> **Records for processing**

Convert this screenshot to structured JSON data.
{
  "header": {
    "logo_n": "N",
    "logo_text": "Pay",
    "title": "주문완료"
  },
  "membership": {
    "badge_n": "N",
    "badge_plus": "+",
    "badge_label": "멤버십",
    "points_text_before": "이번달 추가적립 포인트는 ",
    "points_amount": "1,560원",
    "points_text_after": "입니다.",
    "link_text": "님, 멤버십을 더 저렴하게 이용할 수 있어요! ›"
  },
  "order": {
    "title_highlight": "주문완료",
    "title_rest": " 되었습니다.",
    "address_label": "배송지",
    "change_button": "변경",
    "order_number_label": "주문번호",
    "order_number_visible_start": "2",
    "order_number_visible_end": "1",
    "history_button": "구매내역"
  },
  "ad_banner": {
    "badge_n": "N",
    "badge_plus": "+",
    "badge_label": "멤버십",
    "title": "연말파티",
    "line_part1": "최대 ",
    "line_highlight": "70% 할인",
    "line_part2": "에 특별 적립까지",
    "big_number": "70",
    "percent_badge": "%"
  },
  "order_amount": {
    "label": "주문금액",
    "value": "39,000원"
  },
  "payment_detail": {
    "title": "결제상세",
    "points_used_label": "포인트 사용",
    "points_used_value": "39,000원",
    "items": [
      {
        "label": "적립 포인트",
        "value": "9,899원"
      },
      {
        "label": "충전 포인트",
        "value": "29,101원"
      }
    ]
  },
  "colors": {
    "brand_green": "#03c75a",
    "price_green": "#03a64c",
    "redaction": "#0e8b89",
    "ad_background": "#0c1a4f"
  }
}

> **The problem**
Each record above must be given again exactly.

> **Answer for this exercise**
Convert this screenshot to structured JSON data.
{
  "header": {
    "logo_n": "N",
    "logo_text": "Pay",
    "title": "주문완료"
  },
  "membership": {
    "badge_n": "N",
    "badge_plus": "+",
    "badge_label": "멤버십",
    "points_text_before": "이번달 추가적립 포인트는 ",
    "points_amount": "1,560원",
    "points_text_after": "입니다.",
    "link_text": "님, 멤버십을 더 저렴하게 이용할 수 있어요! ›"
  },
  "order": {
    "title_highlight": "주문완료",
    "title_rest": " 되었습니다.",
    "address_label": "배송지",
    "change_button": "변경",
    "order_number_label": "주문번호",
    "order_number_visible_start": "2",
    "order_number_visible_end": "1",
    "history_button": "구매내역"
  },
  "ad_banner": {
    "badge_n": "N",
    "badge_plus": "+",
    "badge_label": "멤버십",
    "title": "연말파티",
    "line_part1": "최대 ",
    "line_highlight": "70% 할인",
    "line_part2": "에 특별 적립까지",
    "big_number": "70",
    "percent_badge": "%"
  },
  "order_amount": {
    "label": "주문금액",
    "value": "39,000원"
  },
  "payment_detail": {
    "title": "결제상세",
    "points_used_label": "포인트 사용",
    "points_used_value": "39,000원",
    "items": [
      {
        "label": "적립 포인트",
        "value": "9,899원"
      },
      {
        "label": "충전 포인트",
        "value": "29,101원"
      }
    ]
  },
  "colors": {
    "brand_green": "#03c75a",
    "price_green": "#03a64c",
    "redaction": "#0e8b89",
    "ad_background": "#0c1a4f"
  }
}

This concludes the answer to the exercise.